> _Task goal_
In the listing that follows, how many lines contain the string "Absorption"? Provide only the number.

> _Material provided_

>> START

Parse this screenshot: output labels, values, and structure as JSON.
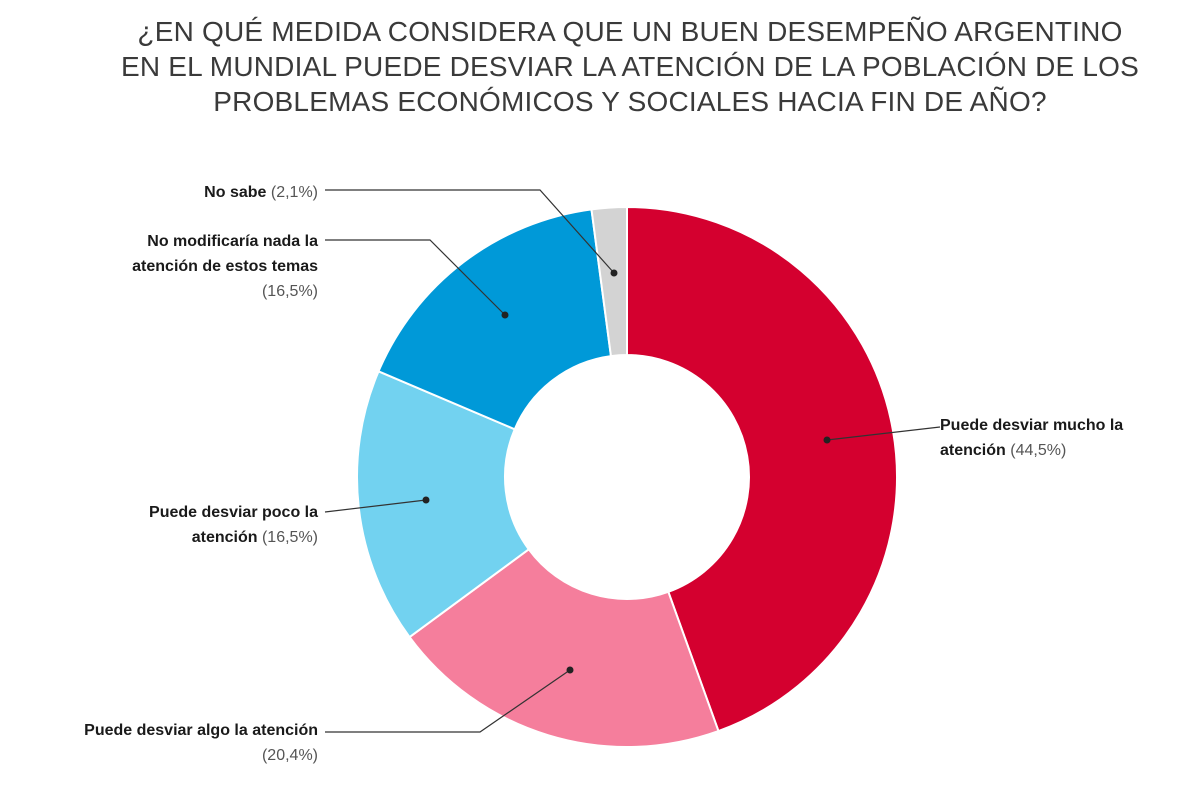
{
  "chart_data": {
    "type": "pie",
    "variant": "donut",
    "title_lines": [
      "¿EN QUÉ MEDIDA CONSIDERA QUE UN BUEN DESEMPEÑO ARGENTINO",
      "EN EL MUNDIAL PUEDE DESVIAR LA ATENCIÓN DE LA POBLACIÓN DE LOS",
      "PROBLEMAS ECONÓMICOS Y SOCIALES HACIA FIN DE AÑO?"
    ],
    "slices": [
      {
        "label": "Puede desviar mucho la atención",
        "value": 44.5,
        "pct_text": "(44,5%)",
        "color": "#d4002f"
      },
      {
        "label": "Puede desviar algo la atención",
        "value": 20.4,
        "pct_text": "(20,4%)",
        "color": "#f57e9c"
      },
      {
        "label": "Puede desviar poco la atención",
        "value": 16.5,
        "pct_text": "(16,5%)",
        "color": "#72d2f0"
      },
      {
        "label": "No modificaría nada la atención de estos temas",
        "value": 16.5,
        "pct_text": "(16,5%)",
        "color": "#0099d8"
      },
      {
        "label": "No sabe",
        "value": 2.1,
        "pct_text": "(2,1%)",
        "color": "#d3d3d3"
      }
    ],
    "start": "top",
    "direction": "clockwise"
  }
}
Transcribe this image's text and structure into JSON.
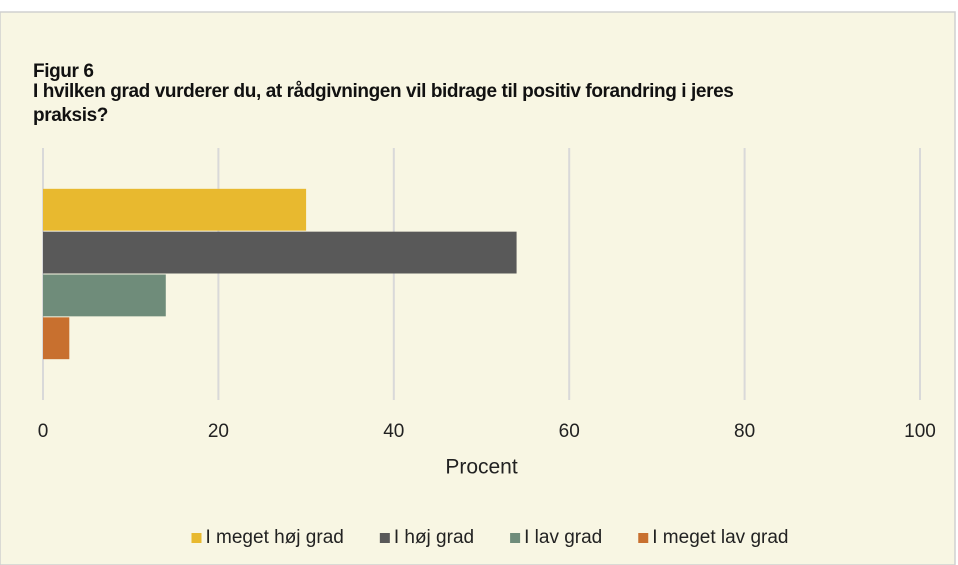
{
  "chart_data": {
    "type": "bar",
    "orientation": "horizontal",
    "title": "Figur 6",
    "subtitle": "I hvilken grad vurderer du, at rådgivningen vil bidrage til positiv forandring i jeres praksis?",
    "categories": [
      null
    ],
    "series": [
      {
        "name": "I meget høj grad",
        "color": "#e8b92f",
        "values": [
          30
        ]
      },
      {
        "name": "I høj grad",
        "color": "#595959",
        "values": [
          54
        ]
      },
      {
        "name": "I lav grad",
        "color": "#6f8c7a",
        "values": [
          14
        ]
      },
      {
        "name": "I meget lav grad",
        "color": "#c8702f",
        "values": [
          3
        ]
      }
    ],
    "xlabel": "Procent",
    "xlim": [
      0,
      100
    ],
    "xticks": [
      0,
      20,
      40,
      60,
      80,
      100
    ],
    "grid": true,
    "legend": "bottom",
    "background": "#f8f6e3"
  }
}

>> END
>> START

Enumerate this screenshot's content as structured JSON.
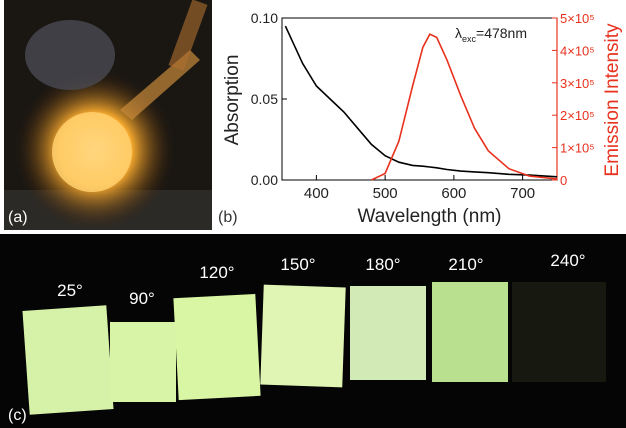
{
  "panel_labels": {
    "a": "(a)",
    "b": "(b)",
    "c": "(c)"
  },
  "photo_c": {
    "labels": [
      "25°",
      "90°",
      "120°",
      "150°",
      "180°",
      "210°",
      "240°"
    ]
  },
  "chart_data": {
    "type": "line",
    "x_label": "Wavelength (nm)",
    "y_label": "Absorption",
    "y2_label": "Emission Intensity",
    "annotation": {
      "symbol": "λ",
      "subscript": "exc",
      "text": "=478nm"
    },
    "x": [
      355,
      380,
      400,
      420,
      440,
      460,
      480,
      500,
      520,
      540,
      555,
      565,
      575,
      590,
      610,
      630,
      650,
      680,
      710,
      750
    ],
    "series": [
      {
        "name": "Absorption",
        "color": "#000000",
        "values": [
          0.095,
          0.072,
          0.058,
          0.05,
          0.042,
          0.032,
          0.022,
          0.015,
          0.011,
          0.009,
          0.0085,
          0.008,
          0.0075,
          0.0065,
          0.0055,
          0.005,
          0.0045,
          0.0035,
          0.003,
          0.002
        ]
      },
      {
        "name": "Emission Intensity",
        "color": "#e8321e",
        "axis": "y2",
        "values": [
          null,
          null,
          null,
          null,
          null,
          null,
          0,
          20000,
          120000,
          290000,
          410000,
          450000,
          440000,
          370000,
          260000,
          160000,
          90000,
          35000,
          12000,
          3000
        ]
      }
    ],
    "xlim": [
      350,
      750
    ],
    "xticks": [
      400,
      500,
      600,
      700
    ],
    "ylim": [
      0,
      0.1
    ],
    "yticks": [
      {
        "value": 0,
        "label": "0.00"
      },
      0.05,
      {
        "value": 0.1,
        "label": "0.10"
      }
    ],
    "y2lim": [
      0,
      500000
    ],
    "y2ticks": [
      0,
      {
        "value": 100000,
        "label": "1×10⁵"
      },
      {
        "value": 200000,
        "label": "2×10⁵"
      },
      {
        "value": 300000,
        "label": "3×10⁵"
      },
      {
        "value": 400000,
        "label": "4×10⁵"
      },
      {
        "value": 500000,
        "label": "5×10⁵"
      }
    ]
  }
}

>> END

> _Response_
2